**Текст для чтения:**
Эти реформаторские процессы на деле сопровождались гигантскими объемами бюрократии.
Медучреждения делились, объединялись, переименовывались и перепрофилировались. Начались масштабные внутри- и межбольничные срачи на тему, кто кого обязан теперь принимать.
Медперсонал занимался бумажками вместо лечения пациентов. Врачи были на нервах. Кричали, ссорились, даже дрались. Никто не знал, как принимать пациентов и куда их направлять. В отделениях стоял гул из разноголосого громкого мата — медики с непривычки путались в тонне документации.
Параллельно всему этому кошмару — конфликты с пациентами, которые даже не хотели понять, что врач в своих возможностях ограничен. И не может ему «здесь и сейчас» провести весь букет исследований.В это время в административных корпусах творился ад — там раздувался штат экономистов, бухгалтеров, завхозов и даже главврачей. В отдельных поселковых больницах Крыма было по две бухгалтерии, два главврача и два начмеда. Одни для самой больницы, другие – для так называемого центра первичной помощи.
В итоге, ни к чему хорошему, кроме нервотрепки для медиков это не привело. И не могло привести. Ведь врачей по-прежнему не хватало, из-за чего в Крыму порой запись к врачу на месяцы вперёд.
К середине 2013 года больницы, вроде, подуспокоились. Администраторы договорились, кто будет и как править новыми медучреждениями. Маршрутизация больных наладилась. Привыкли.
И тут грянул гром.
Медики имели разные политические взгляды, но все они затмевались обычной работой. Те же пациенты, те же болезни, те же стены. Это кредо медицинского работника — спасать любого пострадавшего в независимости убеждений.
Россия принесла с собой новую волну глобальных изменений в медицине и медики просто уже не выдержали. Крым оказался не готов к резкому переходу к принципиально новым рельсам здравоохраненческого бытия. Нет, конечно же, массового побега сразу не произошло. Но медики поняли, что под любым флагом проблемы у них будут всегда.
В нашей медицине нет злых хохлов и добрых русских. Есть разрозненный социум, который отгородился полосатыми столбами друг от друга после распада СССР.
Что было написано в программе КПСС по поводу здравоохранения?
«Добиться повсеместного и полного удовлетворения потребностей жителей города и села во всех видах высококвалифицированного медицинского обслуживания».
Только КПСС больше нет, а привычки остались. Мы же активно начали равняться на прогрессивный Запад, где «клиент всегда прав». Наступил капитализм. Во главе отныне — забота о правах потребителя. Формальная, конечно же. Государственные институты теперь не говорят, что для народа лучше, а «обслуживают» его интересы. Главное теперь — клиент, из которого нужно воспитать качественный электорат.
С врачей начали требовать не лечения самого больного, а написания бумажек и соблюдения стандартов, которые ввели ничего не соображающие в медицине чиновники. Врач должен был забыть о своем образовании и лечить так, как понравится чиновникам, которые гробили медицину, превращая ее в личный источник дохода.
На тяжелом врачебном пути встали не атипичная симптоматика патологий и сложные операции, а кривые и косые шаблоны чиновников.
Из-за этого постсовестком пространстве возник некий парадокс: врач не участвует в судьбе пациента, но полностью за нее ответственен.
Просматривая новости на медицинских порталах, общаясь с медиками Белоруссии, Казахстана, Армении, начинаешь понимать: во всех странах СНГ медицина одинакова. А вот формы извращения разные.
Спасет ли Россия крымскую медицину? Сам по себе вопрос некорректный, потому как медицина — это совершенно иная категория понимания социума. И стоит только приглядеться, как среди разноцветных флагов, транспарантов и ленточек, видно нечто другое.
Видны люди, которые могут попасть в ДТП, сломать руку, схватить инфаркт.
А вокруг никого не будет. Разве что мигрант в оранжевой жилетке, соскребающий метлой блевоту с обгорелыми конфетти.

**Задание:** Верните дословно отрывок из текста о медицине Крыма, начиная со слов «С врачей начали» и до слов «формы извращения разные.» включительно.

Записи из одной подборки
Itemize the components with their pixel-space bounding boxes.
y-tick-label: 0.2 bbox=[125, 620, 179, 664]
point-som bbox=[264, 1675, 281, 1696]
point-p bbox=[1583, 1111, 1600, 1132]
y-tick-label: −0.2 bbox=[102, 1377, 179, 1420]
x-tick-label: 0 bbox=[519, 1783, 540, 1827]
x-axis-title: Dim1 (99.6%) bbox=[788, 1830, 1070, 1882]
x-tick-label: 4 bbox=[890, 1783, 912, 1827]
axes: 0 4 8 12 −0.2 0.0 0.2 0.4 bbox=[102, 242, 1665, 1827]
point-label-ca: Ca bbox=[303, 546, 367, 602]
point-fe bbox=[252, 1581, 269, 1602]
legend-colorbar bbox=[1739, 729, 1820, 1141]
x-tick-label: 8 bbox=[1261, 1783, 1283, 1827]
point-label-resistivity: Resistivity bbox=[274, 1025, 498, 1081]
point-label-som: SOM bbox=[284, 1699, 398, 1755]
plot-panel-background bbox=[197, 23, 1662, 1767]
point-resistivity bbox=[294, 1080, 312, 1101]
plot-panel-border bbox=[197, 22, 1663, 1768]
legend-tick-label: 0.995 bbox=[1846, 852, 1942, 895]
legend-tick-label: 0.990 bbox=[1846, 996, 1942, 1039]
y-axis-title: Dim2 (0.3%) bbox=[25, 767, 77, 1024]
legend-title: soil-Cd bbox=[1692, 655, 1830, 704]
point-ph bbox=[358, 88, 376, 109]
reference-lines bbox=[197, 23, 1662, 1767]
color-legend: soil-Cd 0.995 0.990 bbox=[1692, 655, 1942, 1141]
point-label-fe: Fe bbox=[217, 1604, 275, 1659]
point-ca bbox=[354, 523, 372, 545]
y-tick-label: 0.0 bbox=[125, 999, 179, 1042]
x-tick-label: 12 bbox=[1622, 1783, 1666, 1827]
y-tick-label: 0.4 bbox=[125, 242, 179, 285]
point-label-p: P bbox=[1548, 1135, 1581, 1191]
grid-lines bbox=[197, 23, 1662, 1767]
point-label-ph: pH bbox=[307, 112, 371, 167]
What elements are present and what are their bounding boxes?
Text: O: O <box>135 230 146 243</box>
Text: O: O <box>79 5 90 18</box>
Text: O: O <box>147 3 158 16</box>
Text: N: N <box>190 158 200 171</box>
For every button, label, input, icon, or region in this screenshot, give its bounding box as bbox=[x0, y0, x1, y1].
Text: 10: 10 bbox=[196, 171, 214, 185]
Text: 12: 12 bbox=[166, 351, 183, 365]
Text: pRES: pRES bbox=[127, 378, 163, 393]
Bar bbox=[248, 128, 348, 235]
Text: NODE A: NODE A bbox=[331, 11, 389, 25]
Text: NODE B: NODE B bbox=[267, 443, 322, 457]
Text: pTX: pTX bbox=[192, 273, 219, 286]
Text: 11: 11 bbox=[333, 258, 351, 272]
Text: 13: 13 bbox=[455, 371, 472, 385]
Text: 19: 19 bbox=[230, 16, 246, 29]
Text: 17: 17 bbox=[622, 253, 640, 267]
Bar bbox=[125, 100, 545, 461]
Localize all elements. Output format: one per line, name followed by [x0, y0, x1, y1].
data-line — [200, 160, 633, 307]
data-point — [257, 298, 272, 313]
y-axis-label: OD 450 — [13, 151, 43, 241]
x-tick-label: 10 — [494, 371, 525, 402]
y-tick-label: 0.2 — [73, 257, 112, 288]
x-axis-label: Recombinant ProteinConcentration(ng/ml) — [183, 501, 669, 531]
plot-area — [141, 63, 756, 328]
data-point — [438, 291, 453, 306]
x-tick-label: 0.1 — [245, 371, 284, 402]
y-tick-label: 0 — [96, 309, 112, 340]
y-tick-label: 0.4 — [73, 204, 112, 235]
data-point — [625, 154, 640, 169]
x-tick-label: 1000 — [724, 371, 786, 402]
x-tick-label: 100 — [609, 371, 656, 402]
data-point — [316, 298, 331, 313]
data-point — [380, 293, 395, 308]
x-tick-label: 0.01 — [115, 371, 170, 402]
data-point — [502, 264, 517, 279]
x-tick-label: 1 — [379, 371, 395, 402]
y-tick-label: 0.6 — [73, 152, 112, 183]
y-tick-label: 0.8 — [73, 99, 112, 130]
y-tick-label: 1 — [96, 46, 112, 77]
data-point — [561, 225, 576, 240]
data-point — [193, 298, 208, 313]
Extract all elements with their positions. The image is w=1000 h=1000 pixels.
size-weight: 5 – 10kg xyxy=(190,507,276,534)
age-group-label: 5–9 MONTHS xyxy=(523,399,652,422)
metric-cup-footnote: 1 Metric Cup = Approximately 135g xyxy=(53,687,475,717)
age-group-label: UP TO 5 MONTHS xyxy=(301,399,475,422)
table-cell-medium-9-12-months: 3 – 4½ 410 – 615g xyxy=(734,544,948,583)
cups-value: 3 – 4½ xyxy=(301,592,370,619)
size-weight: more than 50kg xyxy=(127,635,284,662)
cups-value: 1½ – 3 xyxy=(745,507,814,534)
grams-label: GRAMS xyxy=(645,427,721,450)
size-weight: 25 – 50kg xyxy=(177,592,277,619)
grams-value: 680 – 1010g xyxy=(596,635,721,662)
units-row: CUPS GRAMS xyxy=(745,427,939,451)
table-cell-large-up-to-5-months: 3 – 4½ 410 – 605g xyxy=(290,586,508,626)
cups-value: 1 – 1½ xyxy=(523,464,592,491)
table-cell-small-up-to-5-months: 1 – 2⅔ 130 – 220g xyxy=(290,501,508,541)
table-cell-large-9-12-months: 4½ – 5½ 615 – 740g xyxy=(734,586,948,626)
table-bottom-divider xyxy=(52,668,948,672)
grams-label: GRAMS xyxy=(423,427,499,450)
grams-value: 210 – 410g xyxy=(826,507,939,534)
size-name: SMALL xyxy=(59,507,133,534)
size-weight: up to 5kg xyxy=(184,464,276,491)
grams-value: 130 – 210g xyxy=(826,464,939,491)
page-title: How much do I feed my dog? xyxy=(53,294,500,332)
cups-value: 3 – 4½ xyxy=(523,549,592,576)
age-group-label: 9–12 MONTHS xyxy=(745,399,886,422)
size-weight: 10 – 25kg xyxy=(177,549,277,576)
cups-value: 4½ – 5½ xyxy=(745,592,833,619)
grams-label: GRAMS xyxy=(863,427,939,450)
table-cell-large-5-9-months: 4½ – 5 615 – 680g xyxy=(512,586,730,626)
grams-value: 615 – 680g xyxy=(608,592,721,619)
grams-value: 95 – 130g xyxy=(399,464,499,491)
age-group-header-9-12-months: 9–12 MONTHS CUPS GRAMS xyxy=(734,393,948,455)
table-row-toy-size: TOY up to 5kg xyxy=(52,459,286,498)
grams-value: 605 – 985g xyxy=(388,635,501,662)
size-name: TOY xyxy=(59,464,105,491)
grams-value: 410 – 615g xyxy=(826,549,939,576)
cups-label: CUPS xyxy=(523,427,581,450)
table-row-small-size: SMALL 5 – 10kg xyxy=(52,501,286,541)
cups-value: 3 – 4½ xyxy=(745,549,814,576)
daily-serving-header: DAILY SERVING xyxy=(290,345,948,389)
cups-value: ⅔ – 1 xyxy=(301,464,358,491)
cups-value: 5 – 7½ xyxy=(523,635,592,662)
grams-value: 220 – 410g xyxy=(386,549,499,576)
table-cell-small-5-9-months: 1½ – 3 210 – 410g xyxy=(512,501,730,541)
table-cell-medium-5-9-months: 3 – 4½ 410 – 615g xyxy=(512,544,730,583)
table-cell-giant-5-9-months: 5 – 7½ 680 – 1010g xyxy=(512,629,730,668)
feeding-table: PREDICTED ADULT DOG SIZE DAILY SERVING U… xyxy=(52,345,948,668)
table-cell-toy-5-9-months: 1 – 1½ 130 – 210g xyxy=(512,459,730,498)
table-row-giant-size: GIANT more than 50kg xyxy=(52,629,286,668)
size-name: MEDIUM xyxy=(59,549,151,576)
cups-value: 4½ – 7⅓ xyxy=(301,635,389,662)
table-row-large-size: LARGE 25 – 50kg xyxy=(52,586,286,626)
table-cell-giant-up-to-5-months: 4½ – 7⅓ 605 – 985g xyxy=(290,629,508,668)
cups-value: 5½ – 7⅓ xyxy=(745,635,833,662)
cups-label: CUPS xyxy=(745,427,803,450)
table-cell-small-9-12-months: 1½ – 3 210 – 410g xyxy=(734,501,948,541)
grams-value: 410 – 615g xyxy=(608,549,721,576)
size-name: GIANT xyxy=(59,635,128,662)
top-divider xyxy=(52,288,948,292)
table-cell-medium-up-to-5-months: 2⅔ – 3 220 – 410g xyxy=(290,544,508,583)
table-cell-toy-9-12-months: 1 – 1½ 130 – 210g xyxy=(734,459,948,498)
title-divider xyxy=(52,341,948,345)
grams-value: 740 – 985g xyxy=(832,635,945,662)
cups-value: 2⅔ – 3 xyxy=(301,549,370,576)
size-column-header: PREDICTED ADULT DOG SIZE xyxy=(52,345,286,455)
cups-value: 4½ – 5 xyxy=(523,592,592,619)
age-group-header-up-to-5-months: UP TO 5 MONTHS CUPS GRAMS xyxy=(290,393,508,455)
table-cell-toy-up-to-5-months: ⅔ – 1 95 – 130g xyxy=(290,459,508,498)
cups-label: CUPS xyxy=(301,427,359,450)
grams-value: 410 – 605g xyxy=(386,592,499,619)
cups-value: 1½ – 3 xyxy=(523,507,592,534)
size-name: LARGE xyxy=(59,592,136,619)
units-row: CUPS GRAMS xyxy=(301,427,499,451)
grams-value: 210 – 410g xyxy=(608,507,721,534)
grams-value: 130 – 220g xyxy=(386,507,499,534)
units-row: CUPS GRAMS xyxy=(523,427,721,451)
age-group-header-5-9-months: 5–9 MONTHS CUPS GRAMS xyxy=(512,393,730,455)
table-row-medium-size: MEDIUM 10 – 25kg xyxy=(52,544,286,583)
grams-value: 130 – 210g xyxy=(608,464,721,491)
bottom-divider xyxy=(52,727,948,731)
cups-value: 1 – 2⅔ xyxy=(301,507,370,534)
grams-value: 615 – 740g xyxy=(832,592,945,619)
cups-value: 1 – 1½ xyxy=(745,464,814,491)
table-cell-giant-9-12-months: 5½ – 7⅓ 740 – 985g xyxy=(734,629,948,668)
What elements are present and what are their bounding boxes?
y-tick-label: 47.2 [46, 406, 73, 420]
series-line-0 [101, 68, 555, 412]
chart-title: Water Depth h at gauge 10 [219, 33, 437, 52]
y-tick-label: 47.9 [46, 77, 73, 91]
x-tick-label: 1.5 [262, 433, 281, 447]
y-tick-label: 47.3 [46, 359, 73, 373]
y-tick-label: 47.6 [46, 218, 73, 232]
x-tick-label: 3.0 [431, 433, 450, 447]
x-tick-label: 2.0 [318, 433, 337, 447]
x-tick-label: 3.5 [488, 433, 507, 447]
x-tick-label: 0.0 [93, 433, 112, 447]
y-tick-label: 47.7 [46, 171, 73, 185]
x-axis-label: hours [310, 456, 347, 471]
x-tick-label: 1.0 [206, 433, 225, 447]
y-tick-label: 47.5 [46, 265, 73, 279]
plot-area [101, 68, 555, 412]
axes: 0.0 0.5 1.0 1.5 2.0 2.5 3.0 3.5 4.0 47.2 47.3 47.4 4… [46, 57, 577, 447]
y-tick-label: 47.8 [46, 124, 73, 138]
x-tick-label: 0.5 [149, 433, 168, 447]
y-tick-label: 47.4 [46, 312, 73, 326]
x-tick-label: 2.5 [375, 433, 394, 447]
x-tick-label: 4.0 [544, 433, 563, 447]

**Ответ:**
С врачей начали требовать не лечения самого больного, а написания бумажек и соблюдения стандартов, которые ввели ничего не соображающие в медицине чиновники. Врач должен был забыть о своем образовании и лечить так, как понравится чиновникам, которые гробили медицину, превращая ее в личный источник дохода.
На тяжелом врачебном пути встали не атипичная симптоматика патологий и сложные операции, а кривые и косые шаблоны чиновников.
Из-за этого постсовестком пространстве возник некий парадокс: врач не участвует в судьбе пациента, но полностью за нее ответственен.
Просматривая новости на медицинских порталах, общаясь с медиками Белоруссии, Казахстана, Армении, начинаешь понимать: во всех странах СНГ медицина одинакова. А вот формы извращения разные.